Data entries
────
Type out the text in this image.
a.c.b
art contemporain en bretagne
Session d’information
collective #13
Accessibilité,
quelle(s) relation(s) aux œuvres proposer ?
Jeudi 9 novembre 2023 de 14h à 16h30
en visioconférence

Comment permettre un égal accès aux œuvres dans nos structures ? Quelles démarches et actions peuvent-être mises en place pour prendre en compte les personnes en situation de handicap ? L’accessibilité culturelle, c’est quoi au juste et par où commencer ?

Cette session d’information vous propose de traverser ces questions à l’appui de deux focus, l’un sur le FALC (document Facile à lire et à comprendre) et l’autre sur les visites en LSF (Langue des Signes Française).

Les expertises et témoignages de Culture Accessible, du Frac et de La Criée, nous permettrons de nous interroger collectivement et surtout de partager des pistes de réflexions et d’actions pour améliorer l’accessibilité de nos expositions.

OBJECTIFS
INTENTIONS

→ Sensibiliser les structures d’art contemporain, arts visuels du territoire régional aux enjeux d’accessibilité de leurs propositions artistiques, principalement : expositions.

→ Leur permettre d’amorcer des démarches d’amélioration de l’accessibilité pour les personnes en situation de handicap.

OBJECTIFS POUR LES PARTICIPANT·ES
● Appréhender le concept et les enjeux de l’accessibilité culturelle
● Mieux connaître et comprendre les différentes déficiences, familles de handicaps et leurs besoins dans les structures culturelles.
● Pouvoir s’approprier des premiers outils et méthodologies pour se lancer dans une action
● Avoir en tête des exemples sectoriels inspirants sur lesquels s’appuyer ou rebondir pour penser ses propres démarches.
────
• [GOAL OF THE EXERCISE] Find the count of lines in the data above where the string "œuvres" occurs. Provide that number alone.

• [SOLUTION FOR THIS TASK] 2